• **Short task**
Check each line of the records below for the word "most" and copy those where it appears.

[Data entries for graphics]
□ □ □ □ □ □ □
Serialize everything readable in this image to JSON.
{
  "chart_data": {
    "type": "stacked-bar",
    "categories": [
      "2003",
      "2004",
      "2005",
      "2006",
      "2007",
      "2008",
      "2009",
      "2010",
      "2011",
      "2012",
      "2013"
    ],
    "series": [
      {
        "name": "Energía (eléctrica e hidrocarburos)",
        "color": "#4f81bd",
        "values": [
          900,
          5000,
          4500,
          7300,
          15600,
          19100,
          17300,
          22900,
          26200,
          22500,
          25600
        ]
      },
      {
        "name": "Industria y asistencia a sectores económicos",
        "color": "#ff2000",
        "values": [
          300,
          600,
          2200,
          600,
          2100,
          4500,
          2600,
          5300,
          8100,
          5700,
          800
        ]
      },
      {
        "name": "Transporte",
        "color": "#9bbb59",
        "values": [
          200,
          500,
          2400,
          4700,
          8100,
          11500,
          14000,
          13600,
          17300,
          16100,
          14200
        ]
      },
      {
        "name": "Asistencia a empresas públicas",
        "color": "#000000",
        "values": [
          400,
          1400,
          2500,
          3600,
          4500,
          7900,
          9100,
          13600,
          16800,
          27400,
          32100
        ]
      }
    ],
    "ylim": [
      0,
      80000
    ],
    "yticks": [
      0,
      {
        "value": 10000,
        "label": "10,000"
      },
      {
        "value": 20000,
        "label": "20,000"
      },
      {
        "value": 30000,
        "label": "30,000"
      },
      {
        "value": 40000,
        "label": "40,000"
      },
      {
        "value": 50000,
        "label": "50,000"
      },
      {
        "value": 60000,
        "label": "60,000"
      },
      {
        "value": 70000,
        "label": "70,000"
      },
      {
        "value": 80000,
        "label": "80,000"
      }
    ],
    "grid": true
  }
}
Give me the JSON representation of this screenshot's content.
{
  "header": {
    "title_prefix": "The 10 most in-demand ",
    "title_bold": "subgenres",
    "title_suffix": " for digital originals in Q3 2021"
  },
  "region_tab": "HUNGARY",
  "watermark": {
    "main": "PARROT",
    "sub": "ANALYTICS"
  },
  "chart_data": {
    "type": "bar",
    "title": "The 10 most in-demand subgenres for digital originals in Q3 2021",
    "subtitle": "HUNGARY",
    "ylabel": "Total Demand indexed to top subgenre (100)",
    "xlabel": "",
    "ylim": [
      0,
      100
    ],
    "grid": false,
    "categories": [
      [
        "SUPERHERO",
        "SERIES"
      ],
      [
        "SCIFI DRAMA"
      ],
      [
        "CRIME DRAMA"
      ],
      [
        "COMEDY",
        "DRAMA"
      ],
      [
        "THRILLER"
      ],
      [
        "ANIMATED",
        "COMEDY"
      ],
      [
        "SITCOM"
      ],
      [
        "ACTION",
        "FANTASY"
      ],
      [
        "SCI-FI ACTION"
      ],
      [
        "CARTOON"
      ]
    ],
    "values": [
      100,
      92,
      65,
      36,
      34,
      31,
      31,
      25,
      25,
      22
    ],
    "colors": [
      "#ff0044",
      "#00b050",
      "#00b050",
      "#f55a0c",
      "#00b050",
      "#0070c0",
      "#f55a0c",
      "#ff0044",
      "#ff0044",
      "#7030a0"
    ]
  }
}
□ □ □ □ □ □ □
• **Output for this exercise**
    "title_prefix": "The 10 most in-demand ",
    "title": "The 10 most in-demand subgenres for digital originals in Q3 2021",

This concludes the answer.